**JOBS**
**1)** Transcribe the portion of the adoption agency article starting with "Kids Link International" and going on through "BDO Dunwoody Ltd.".
**2)** In the adoption agency article, on what date did the Kids Link board of directors meet and decide to pull the plug?

**ARTICLE**

>> START

Kids Link International Adoption Agency made the announcement yesterday, shocking an estimated 200 families who are in the process of adopting children from Ethiopia and Ghana.

"I can't even tell you how devastated we are," said a woman who asked not to be identified. She and her husband have given the agency almost $20,000 and expected to meet their adopted Ethiopian child within months.

"We're done. We have no money left. We can't do this again."

Kids Link, which operates out of Cambridge, Ont., under the name Imagine Adoption, posted a notice on its website yesterday saying the agency's board of directors met on July 10 and decided to pull the plug.

"It was clear that the funds in the bank accounts are not sufficient to service the families in the Kids Link Program," said the letter written by Susan E. Taves of the financial recovery services company BDO Dunwoody Ltd.

>> END

**PROVIDED INFORMATION**
>> START

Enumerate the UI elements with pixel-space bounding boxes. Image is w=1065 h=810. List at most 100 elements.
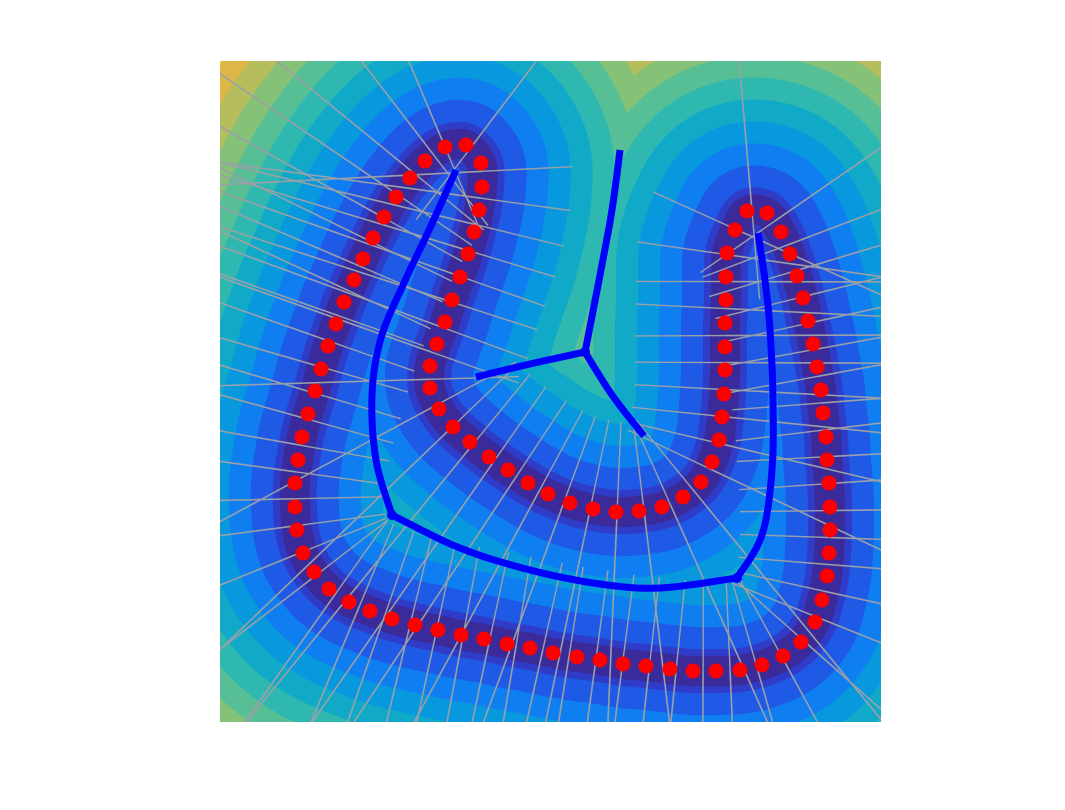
- normal-ray: [724, 334, 881, 337]
- normal-ray: [220, 230, 350, 292]
- boundary-point: [336, 294, 352, 310]
- normal-ray: [220, 170, 483, 186]
- boundary-point: [775, 648, 791, 664]
- normal-ray: [544, 508, 592, 722]
- boundary-point: [522, 640, 538, 656]
- boundary-point: [821, 545, 837, 561]
- inner-ray: [516, 400, 567, 477]
- skeleton-junction: [580, 347, 590, 357]
- inner-ray: [635, 419, 694, 491]
- boundary-point: [294, 429, 310, 445]
- inner-ray: [563, 416, 596, 502]
- normal-ray: [220, 174, 470, 252]
- boundary-point: [805, 336, 821, 352]
- boundary-point: [693, 474, 709, 490]
- normal-ray: [446, 635, 464, 722]
- boundary-point: [520, 475, 536, 491]
- boundary-point: [362, 603, 378, 619]
- inner-ray: [462, 546, 481, 636]
- boundary-point: [341, 594, 357, 610]
- normal-ray: [220, 574, 317, 651]
- normal-ray: [220, 551, 303, 587]
- boundary-point: [402, 170, 418, 186]
- boundary-point: [585, 501, 601, 517]
- boundary-point: [675, 489, 691, 505]
- inner-ray: [296, 471, 386, 485]
- normal-ray: [220, 404, 438, 523]
- boundary-point: [718, 292, 734, 308]
- inner-ray: [433, 352, 519, 384]
- boundary-point: [789, 268, 805, 284]
- boundary-point: [813, 382, 829, 398]
- boundary-point: [759, 205, 775, 221]
- inner-ray: [539, 410, 584, 491]
- boundary-point: [355, 251, 371, 267]
- boundary-point: [809, 359, 825, 375]
- boundary-point: [704, 454, 720, 470]
- normal-ray: [220, 336, 322, 368]
- inner-ray: [358, 523, 395, 607]
- skeleton-junction: [387, 510, 397, 520]
- normal-ray: [482, 500, 566, 722]
- boundary-point: [499, 636, 515, 652]
- boundary-point: [685, 663, 701, 679]
- normal-ray: [220, 166, 372, 243]
- inner-ray: [740, 509, 831, 513]
- normal-ray: [310, 606, 360, 722]
- boundary-point: [289, 522, 305, 538]
- boundary-point: [711, 432, 727, 448]
- skeleton-branch: [390, 511, 738, 592]
- normal-ray: [360, 61, 434, 155]
- skeleton-branch: [734, 232, 777, 580]
- inner-ray: [329, 340, 415, 372]
- boundary-point: [437, 139, 453, 155]
- normal-ray: [220, 72, 399, 196]
- normal-ray: [726, 253, 881, 278]
- boundary-point: [717, 315, 733, 331]
- boundary-point: [800, 313, 816, 329]
- boundary-point: [719, 245, 735, 261]
- inner-ray: [383, 531, 415, 617]
- inner-ray: [482, 166, 573, 172]
- inner-ray: [334, 520, 389, 595]
- boundary-point: [313, 361, 329, 377]
- boundary-point: [431, 401, 447, 417]
- normal-ray: [774, 146, 881, 222]
- boundary-point: [453, 627, 469, 643]
- inner-ray: [468, 250, 556, 278]
- boundary-point: [300, 406, 316, 422]
- normal-ray: [220, 125, 384, 219]
- boundary-point: [407, 617, 423, 633]
- boundary-point: [287, 475, 303, 491]
- boundary-point: [727, 222, 743, 238]
- boundary-point: [500, 462, 516, 478]
- boundary-point: [732, 662, 748, 678]
- boundary-point: [445, 419, 461, 435]
- medial-skeleton: [368, 149, 777, 592]
- boundary-point: [422, 358, 438, 374]
- boundary-point: [819, 568, 835, 584]
- boundary-point: [307, 383, 323, 399]
- normal-ray: [802, 639, 881, 711]
- boundary-point: [795, 290, 811, 306]
- boundary-point: [476, 631, 492, 647]
- inner-ray: [648, 576, 661, 667]
- inner-ray: [632, 406, 723, 418]
- inner-ray: [736, 456, 827, 463]
- inner-ray: [700, 220, 775, 273]
- boundary-point: [320, 338, 336, 354]
- normal-ray: [220, 205, 361, 267]
- boundary-point: [638, 658, 654, 674]
- boundary-point: [716, 386, 732, 402]
- normal-ray: [243, 593, 337, 722]
- inner-ray: [732, 402, 823, 411]
- boundary-points: [287, 137, 838, 679]
- inner-ray: [738, 577, 783, 658]
- normal-ray: [385, 623, 412, 722]
- boundary-point: [714, 409, 730, 425]
- inner-ray: [632, 421, 645, 511]
- boundary-point: [739, 203, 755, 219]
- normal-ray: [718, 442, 881, 483]
- normal-ray: [708, 467, 881, 551]
- boundary-point: [608, 504, 624, 520]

>> END

**TASK-BY-TASK ANSWERS**
**1)**
Kids Link International Adoption Agency made the announcement yesterday, shocking an estimated 200 families who are in the process of adopting children from Ethiopia and Ghana.

"I can't even tell you how devastated we are," said a woman who asked not to be identified. She and her husband have given the agency almost $20,000 and expected to meet their adopted Ethiopian child within months.

"We're done. We have no money left. We can't do this again."

Kids Link, which operates out of Cambridge, Ont., under the name Imagine Adoption, posted a notice on its website yesterday saying the agency's board of directors met on July 10 and decided to pull the plug.

"It was clear that the funds in the bank accounts are not sufficient to service the families in the Kids Link Program," said the letter written by Susan E. Taves of the financial recovery services company BDO Dunwoody Ltd.

**2)** July 10